### Requirement:
Your task is to copy every record exactly.

#### Entries shown ####

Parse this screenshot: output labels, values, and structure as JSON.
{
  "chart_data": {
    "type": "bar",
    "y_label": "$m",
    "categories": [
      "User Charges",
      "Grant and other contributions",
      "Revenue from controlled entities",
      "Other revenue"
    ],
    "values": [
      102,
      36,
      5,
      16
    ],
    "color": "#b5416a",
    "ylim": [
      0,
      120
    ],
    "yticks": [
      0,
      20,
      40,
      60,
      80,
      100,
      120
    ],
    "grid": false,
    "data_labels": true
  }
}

####

### Written response:
Parse this screenshot: output labels, values, and structure as JSON.
{
  "chart_data": {
    "type": "bar",
    "y_label": "$m",
    "categories": [
      "User Charges",
      "Grant and other contributions",
      "Revenue from controlled entities",
      "Other revenue"
    ],
    "values": [
      102,
      36,
      5,
      16
    ],
    "color": "#b5416a",
    "ylim": [
      0,
      120
    ],
    "yticks": [
      0,
      20,
      40,
      60,
      80,
      100,
      120
    ],
    "grid": false,
    "data_labels": true
  }
}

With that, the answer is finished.